* Short exercise: For every line in the data below that contains "ylabel", copy the line.

-=-=-

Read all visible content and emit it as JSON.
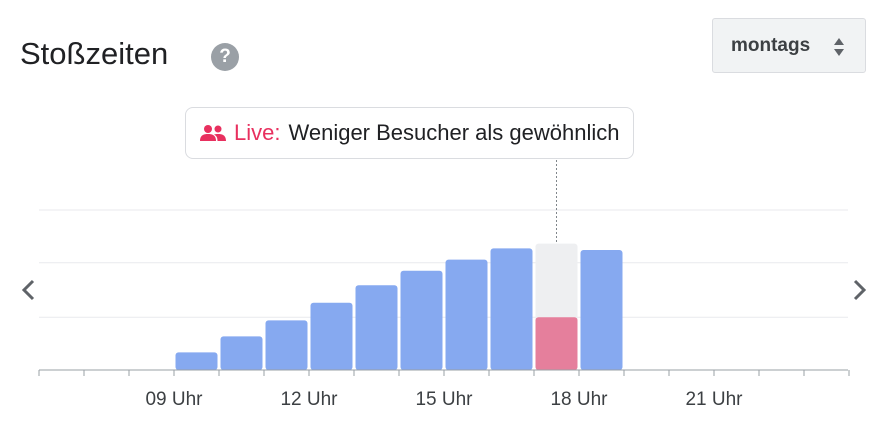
{
  "header": {
    "title": "Stoßzeiten",
    "help_icon": "?"
  },
  "day_selector": {
    "value": "montags"
  },
  "live": {
    "label": "Live:",
    "text": "Weniger Besucher als gewöhnlich",
    "icon": "people-icon",
    "color": "#e8305f"
  },
  "navigation": {
    "prev_icon": "chevron-left-icon",
    "next_icon": "chevron-right-icon"
  },
  "chart_data": {
    "type": "bar",
    "title": "",
    "xlabel": "",
    "ylabel": "",
    "x_ticks": [
      "09 Uhr",
      "12 Uhr",
      "15 Uhr",
      "18 Uhr",
      "21 Uhr"
    ],
    "hours": [
      6,
      7,
      8,
      9,
      10,
      11,
      12,
      13,
      14,
      15,
      16,
      17,
      18,
      19,
      20,
      21,
      22,
      23
    ],
    "usual_busyness": [
      0,
      0,
      0,
      11,
      21,
      31,
      42,
      53,
      62,
      69,
      76,
      79,
      75,
      0,
      0,
      0,
      0,
      0
    ],
    "live_busyness": {
      "hour": 17,
      "value": 33
    },
    "current_hour": 17,
    "ylim": [
      0,
      100
    ],
    "colors": {
      "usual": "#86a9f0",
      "current_usual": "#eeeff1",
      "live": "#e57f9c",
      "grid": "#e9eaed",
      "axis": "#9aa0a6"
    },
    "grid": true
  }
}
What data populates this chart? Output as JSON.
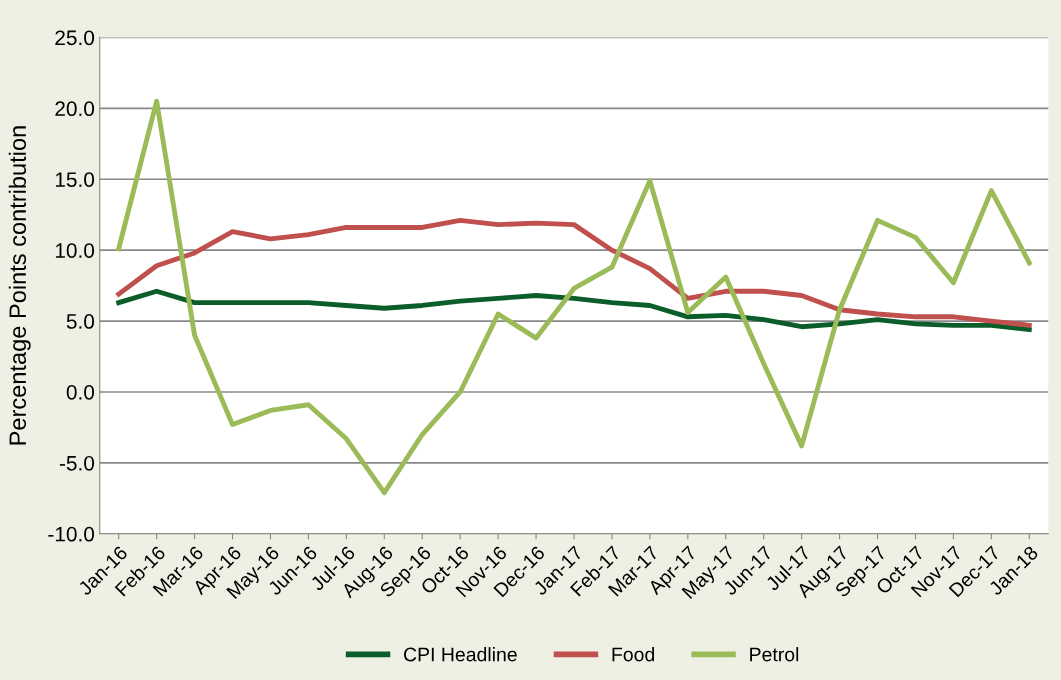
{
  "chart_data": {
    "type": "line",
    "ylabel": "Percentage Points contribution",
    "categories": [
      "Jan-16",
      "Feb-16",
      "Mar-16",
      "Apr-16",
      "May-16",
      "Jun-16",
      "Jul-16",
      "Aug-16",
      "Sep-16",
      "Oct-16",
      "Nov-16",
      "Dec-16",
      "Jan-17",
      "Feb-17",
      "Mar-17",
      "Apr-17",
      "May-17",
      "Jun-17",
      "Jul-17",
      "Aug-17",
      "Sep-17",
      "Oct-17",
      "Nov-17",
      "Dec-17",
      "Jan-18"
    ],
    "series": [
      {
        "name": "CPI Headline",
        "color": "#0b5e2a",
        "values": [
          6.3,
          7.1,
          6.3,
          6.3,
          6.3,
          6.3,
          6.1,
          5.9,
          6.1,
          6.4,
          6.6,
          6.8,
          6.6,
          6.3,
          6.1,
          5.3,
          5.4,
          5.1,
          4.6,
          4.8,
          5.1,
          4.8,
          4.7,
          4.7,
          4.4
        ]
      },
      {
        "name": "Food",
        "color": "#c0504d",
        "values": [
          6.9,
          8.9,
          9.8,
          11.3,
          10.8,
          11.1,
          11.6,
          11.6,
          11.6,
          12.1,
          11.8,
          11.9,
          11.8,
          10.0,
          8.7,
          6.6,
          7.1,
          7.1,
          6.8,
          5.8,
          5.5,
          5.3,
          5.3,
          5.0,
          4.7
        ]
      },
      {
        "name": "Petrol",
        "color": "#9bbb59",
        "values": [
          10.1,
          20.5,
          4.0,
          -2.3,
          -1.3,
          -0.9,
          -3.3,
          -7.1,
          -3.0,
          0.0,
          5.5,
          3.8,
          7.3,
          8.8,
          14.9,
          5.6,
          8.1,
          2.0,
          -3.8,
          5.8,
          12.1,
          10.9,
          7.7,
          14.2,
          9.1
        ]
      }
    ],
    "ylim": [
      -10,
      25
    ],
    "yticks": [
      {
        "value": -10,
        "label": "-10.0"
      },
      {
        "value": -5,
        "label": "-5.0"
      },
      {
        "value": 0,
        "label": "0.0"
      },
      {
        "value": 5,
        "label": "5.0"
      },
      {
        "value": 10,
        "label": "10.0"
      },
      {
        "value": 15,
        "label": "15.0"
      },
      {
        "value": 20,
        "label": "20.0"
      },
      {
        "value": 25,
        "label": "25.0"
      }
    ],
    "grid": "y",
    "legend": "bottom",
    "marker": "none",
    "line_style": "solid"
  }
}
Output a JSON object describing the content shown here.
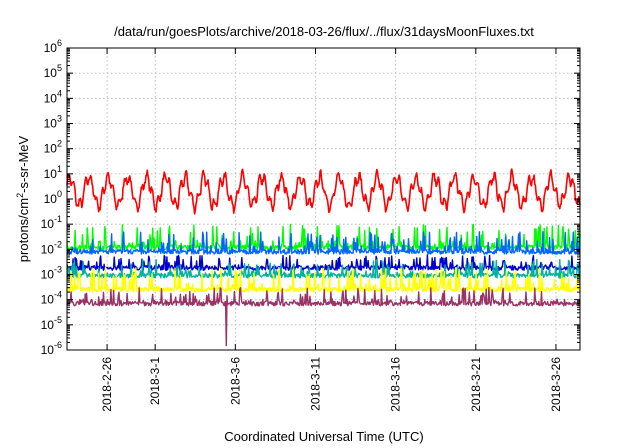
{
  "chart_data": {
    "type": "line",
    "title": "/data/run/goesPlots/archive/2018-03-26/flux/../flux/31daysMoonFluxes.txt",
    "xlabel": "Coordinated Universal Time (UTC)",
    "ylabel": {
      "base": "protons/cm",
      "sup": "2",
      "rest": "-s-sr-MeV"
    },
    "y_scale": "log",
    "ylim": [
      1e-06,
      1000000.0
    ],
    "y_ticks": [
      {
        "exp": "-6",
        "value": 1e-06
      },
      {
        "exp": "-5",
        "value": 1e-05
      },
      {
        "exp": "-4",
        "value": 0.0001
      },
      {
        "exp": "-3",
        "value": 0.001
      },
      {
        "exp": "-2",
        "value": 0.01
      },
      {
        "exp": "-1",
        "value": 0.1
      },
      {
        "exp": "0",
        "value": 1
      },
      {
        "exp": "1",
        "value": 10
      },
      {
        "exp": "2",
        "value": 100
      },
      {
        "exp": "3",
        "value": 1000
      },
      {
        "exp": "4",
        "value": 10000.0
      },
      {
        "exp": "5",
        "value": 100000.0
      },
      {
        "exp": "6",
        "value": 1000000.0
      }
    ],
    "xlim": [
      "2018-02-23T12:00",
      "2018-03-27T12:00"
    ],
    "x_ticks": [
      "2018-2-26",
      "2018-3-1",
      "2018-3-6",
      "2018-3-11",
      "2018-3-16",
      "2018-3-21",
      "2018-3-26"
    ],
    "x_tick_dates": [
      "2018-02-26",
      "2018-03-01",
      "2018-03-06",
      "2018-03-11",
      "2018-03-16",
      "2018-03-21",
      "2018-03-26"
    ],
    "grid": true,
    "series": [
      {
        "color": "#ff0000",
        "baseline": 2.0,
        "lo": 0.2,
        "hi": 30,
        "period_days": 1.2
      },
      {
        "color": "#00ff00",
        "baseline": 0.012,
        "lo": 0.0065,
        "hi": 0.1,
        "period_days": 0.9
      },
      {
        "color": "#0066ff",
        "baseline": 0.008,
        "lo": 0.004,
        "hi": 0.05,
        "period_days": 0.75
      },
      {
        "color": "#0000cc",
        "baseline": 0.0018,
        "lo": 0.0008,
        "hi": 0.006,
        "period_days": 0.7
      },
      {
        "color": "#00b3a0",
        "baseline": 0.0009,
        "lo": 0.0006,
        "hi": 0.004,
        "period_days": 0.6
      },
      {
        "color": "#ffff00",
        "baseline": 0.00025,
        "lo": 8e-05,
        "hi": 0.002,
        "period_days": 0.5
      },
      {
        "color": "#993366",
        "baseline": 7e-05,
        "lo": 1.5e-06,
        "hi": 0.0003,
        "period_days": 0.45
      }
    ]
  }
}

-=-=-

* Solution to the problem:
    "ylabel": "",
    "ylabel": "Percentage Points contribution",
    "ylabel": {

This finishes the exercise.